Goal of the exercise. Reproduce nothing but the lines from the one with "Extract the structured" through the one with "What data populates", exactly and with both ends. Omit pictures.

Task input.
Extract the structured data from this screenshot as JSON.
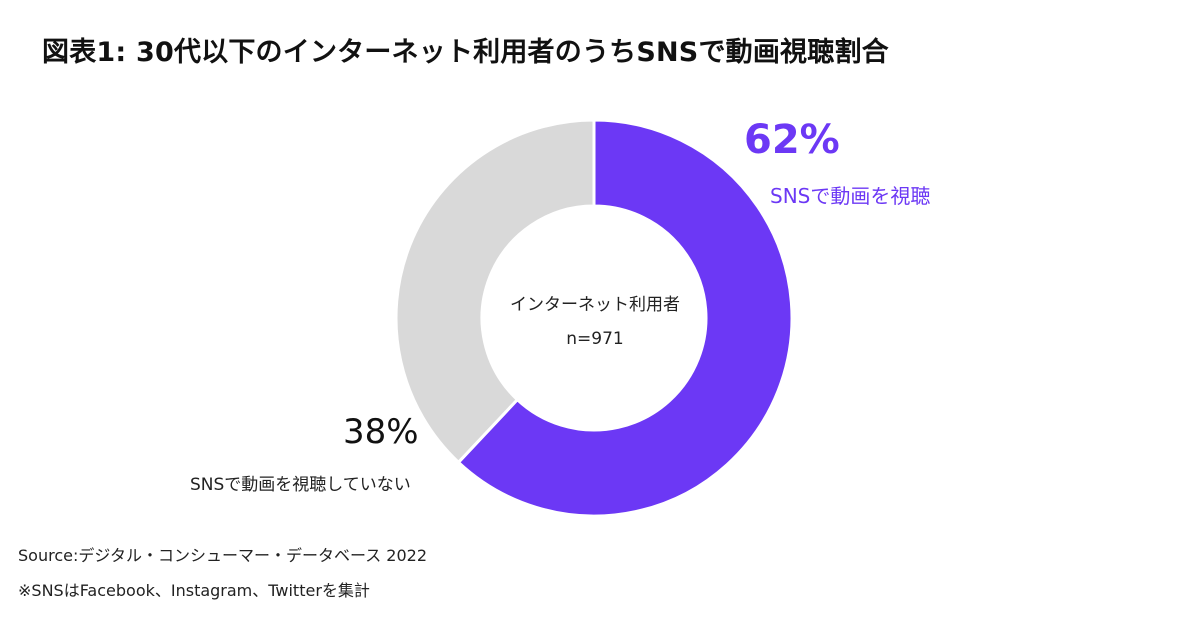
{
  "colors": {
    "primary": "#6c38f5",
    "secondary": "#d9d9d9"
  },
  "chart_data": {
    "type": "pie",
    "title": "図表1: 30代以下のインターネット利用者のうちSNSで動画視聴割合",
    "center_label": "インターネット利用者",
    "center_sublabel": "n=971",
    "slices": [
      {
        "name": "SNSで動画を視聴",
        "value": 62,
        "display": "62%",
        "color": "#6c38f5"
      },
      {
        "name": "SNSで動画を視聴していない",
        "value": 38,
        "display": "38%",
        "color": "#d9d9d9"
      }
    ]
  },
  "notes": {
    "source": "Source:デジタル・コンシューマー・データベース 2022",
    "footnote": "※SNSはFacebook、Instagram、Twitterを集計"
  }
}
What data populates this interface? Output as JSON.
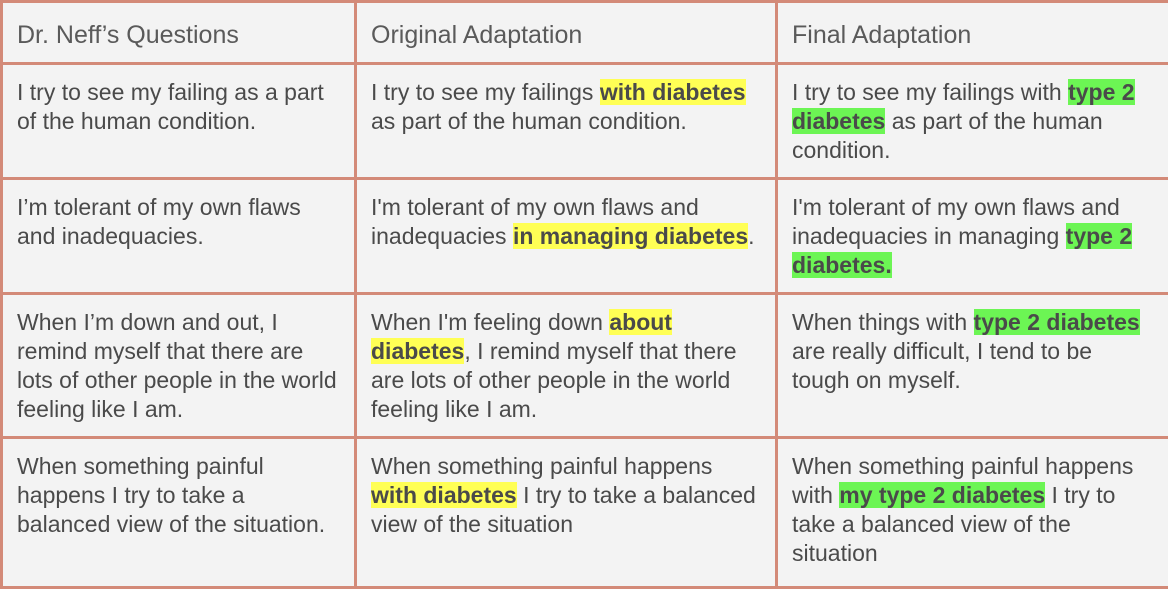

...

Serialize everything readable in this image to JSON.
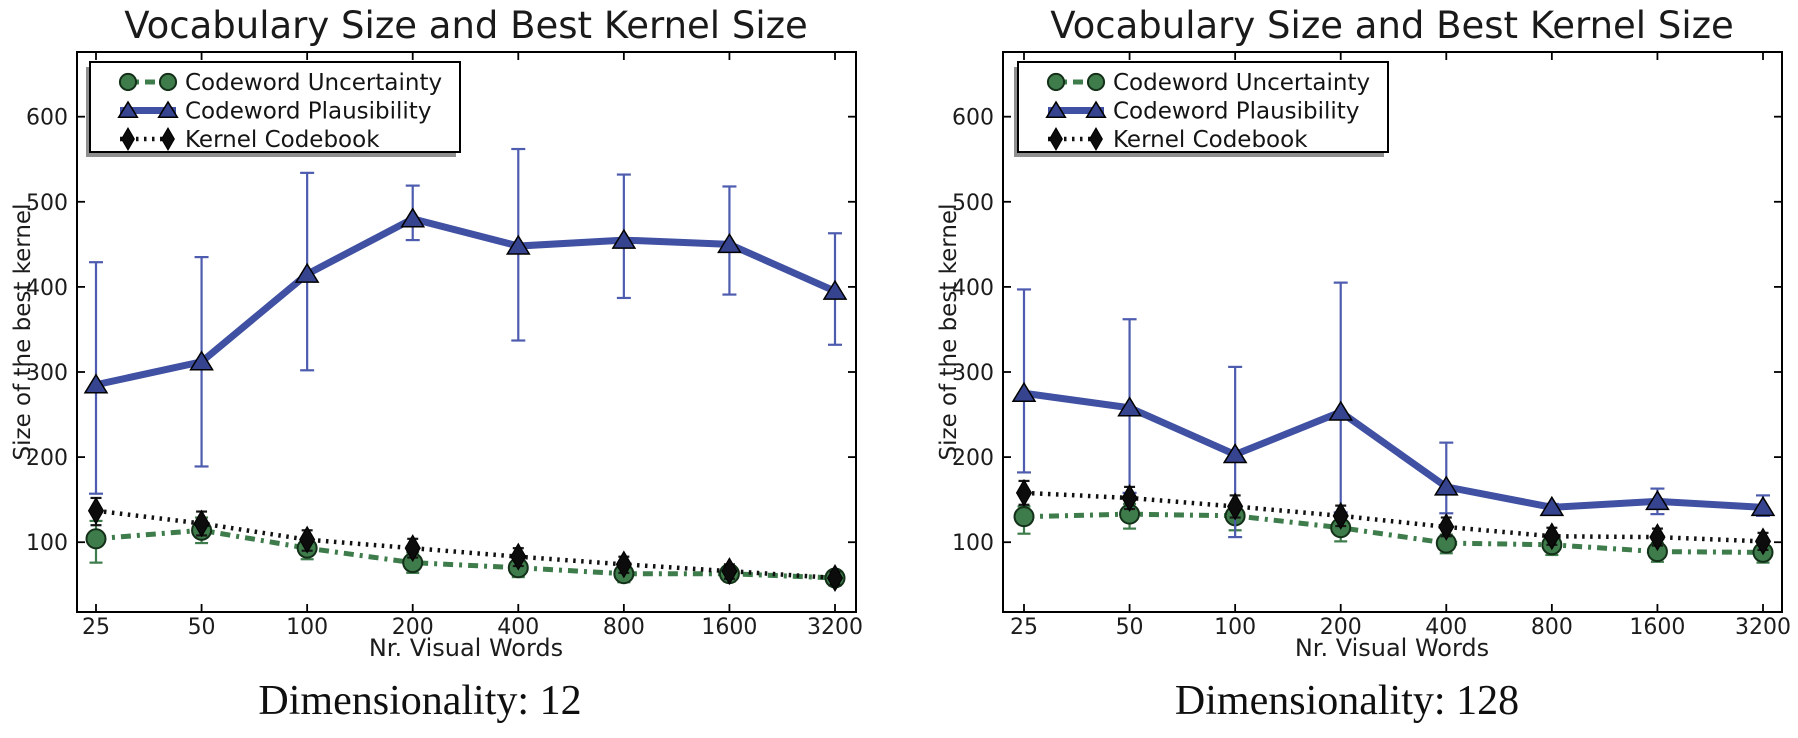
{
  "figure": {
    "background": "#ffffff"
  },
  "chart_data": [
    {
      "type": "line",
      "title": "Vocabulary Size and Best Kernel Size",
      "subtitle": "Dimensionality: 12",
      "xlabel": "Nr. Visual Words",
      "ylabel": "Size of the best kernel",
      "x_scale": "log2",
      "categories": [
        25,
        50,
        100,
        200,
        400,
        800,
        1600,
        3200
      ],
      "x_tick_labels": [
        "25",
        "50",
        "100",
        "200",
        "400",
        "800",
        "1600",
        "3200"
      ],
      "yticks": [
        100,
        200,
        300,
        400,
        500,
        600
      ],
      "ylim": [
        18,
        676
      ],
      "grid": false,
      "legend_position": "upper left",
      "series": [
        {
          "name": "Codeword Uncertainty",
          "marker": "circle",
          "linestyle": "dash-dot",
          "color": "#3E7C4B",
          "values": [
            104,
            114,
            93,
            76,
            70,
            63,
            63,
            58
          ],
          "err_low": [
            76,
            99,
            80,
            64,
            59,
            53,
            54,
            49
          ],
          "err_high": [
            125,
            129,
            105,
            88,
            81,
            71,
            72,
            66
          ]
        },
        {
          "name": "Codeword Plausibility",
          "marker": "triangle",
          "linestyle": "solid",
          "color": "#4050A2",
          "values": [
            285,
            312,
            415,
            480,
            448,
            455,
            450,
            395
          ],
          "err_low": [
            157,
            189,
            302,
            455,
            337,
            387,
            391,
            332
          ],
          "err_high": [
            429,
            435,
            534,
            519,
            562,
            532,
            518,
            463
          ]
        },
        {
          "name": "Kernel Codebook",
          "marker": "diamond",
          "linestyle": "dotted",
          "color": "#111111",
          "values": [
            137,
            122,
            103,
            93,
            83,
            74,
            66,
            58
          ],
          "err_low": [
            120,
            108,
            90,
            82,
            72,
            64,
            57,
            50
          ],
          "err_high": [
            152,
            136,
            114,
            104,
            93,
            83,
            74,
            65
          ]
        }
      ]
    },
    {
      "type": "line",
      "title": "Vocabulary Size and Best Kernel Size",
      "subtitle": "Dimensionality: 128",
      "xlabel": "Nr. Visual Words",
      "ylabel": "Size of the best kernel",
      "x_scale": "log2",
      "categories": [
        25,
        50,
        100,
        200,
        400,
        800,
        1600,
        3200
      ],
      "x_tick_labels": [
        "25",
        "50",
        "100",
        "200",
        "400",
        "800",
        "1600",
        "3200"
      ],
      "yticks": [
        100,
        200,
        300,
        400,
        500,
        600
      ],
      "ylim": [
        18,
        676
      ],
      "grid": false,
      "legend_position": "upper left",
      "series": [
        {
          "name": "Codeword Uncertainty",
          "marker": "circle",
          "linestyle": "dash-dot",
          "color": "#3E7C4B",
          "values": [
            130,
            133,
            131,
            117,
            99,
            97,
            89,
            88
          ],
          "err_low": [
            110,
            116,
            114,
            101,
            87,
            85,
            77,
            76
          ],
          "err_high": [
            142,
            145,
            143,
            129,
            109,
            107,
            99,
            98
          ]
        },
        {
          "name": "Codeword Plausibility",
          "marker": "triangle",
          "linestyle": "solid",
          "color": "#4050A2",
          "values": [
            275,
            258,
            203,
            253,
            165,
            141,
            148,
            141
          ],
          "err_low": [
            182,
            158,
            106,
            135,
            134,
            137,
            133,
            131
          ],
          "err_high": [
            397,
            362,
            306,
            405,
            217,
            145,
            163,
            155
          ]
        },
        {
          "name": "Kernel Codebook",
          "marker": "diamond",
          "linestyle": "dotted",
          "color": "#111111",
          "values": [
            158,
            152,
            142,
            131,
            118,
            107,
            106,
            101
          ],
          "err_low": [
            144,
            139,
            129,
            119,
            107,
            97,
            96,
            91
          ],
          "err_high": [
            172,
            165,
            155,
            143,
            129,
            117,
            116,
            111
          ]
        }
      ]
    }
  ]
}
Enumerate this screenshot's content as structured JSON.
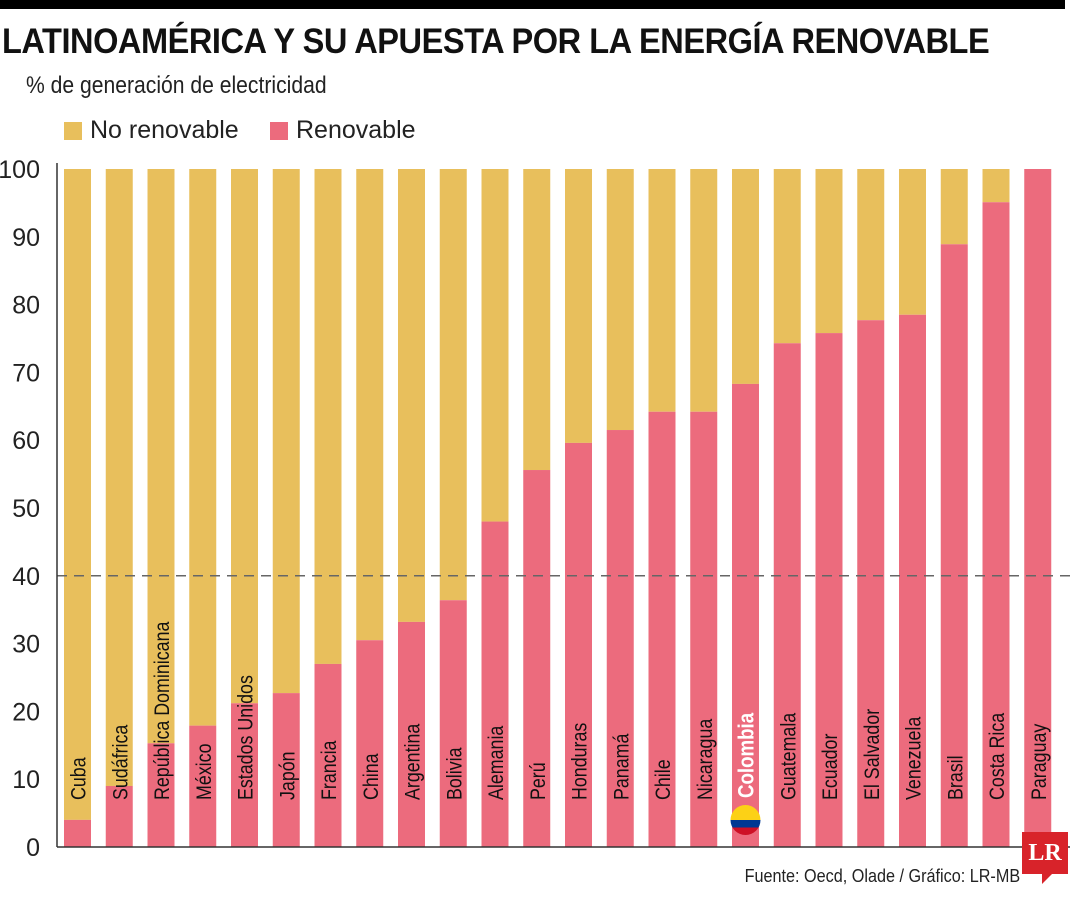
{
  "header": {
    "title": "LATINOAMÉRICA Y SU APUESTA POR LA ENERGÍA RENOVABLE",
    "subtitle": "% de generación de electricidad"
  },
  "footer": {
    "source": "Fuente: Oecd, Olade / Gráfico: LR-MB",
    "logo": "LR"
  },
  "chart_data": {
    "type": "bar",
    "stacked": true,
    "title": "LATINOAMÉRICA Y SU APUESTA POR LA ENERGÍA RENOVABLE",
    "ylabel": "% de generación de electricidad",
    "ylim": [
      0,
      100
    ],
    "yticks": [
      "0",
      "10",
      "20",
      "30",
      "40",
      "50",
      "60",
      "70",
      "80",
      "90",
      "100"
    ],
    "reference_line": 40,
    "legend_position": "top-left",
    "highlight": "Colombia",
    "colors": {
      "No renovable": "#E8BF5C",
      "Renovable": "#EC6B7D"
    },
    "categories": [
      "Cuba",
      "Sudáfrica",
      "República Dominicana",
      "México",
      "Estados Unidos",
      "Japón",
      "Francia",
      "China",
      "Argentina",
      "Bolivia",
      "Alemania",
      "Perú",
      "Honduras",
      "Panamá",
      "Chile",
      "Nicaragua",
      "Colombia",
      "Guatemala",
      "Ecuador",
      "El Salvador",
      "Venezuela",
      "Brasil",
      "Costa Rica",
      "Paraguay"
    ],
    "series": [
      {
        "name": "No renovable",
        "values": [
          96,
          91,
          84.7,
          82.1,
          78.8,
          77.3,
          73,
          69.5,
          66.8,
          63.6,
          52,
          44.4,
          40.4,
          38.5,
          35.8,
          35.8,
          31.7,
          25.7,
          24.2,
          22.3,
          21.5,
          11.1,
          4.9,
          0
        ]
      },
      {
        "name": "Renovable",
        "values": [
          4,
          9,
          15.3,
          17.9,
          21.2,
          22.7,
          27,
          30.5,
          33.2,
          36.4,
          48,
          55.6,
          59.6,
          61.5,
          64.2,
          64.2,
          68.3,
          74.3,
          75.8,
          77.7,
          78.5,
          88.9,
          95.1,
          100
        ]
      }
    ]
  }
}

* * *

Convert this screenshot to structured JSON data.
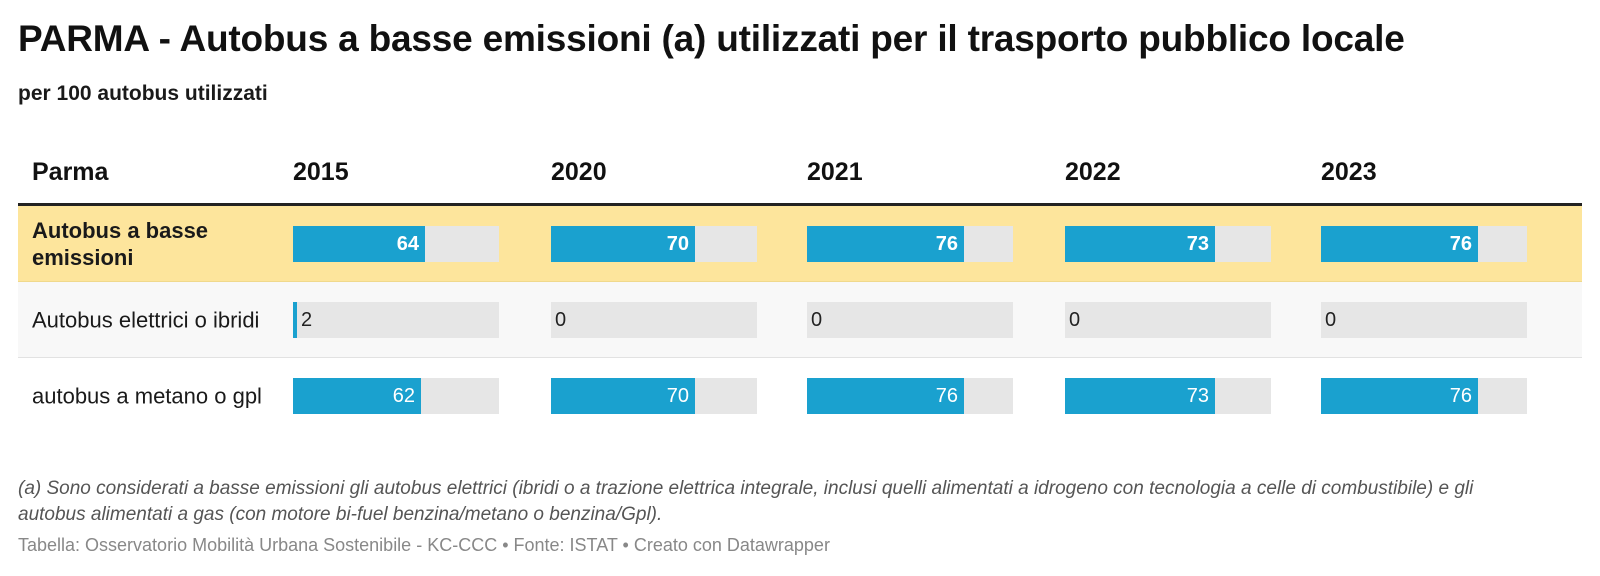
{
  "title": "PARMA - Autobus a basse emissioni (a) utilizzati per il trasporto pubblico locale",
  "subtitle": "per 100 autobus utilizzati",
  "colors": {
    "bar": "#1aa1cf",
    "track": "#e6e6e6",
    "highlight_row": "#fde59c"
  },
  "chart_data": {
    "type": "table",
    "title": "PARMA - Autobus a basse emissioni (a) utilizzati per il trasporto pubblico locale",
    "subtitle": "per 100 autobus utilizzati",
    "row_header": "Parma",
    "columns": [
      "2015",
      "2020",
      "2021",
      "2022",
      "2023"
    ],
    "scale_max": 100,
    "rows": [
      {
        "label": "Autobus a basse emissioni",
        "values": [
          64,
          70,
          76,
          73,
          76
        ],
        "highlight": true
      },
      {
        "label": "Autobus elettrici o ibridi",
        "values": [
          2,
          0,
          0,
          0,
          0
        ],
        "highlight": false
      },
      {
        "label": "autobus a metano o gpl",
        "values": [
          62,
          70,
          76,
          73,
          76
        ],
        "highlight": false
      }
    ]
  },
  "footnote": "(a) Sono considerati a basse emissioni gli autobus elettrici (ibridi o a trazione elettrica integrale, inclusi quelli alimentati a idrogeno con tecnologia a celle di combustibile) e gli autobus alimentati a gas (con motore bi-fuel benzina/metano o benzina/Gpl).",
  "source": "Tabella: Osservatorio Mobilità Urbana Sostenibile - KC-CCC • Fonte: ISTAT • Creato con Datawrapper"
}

Finished task.
Extract the structured data from this screenshot as JSON.
{
  "colors": {
    "primary": "#6c38f5",
    "secondary": "#d9d9d9"
  },
  "chart_data": {
    "type": "pie",
    "title": "図表1: 30代以下のインターネット利用者のうちSNSで動画視聴割合",
    "center_label": "インターネット利用者",
    "center_sublabel": "n=971",
    "slices": [
      {
        "name": "SNSで動画を視聴",
        "value": 62,
        "display": "62%",
        "color": "#6c38f5"
      },
      {
        "name": "SNSで動画を視聴していない",
        "value": 38,
        "display": "38%",
        "color": "#d9d9d9"
      }
    ]
  },
  "notes": {
    "source": "Source:デジタル・コンシューマー・データベース 2022",
    "footnote": "※SNSはFacebook、Instagram、Twitterを集計"
  }
}
What data populates this interface? Output as JSON.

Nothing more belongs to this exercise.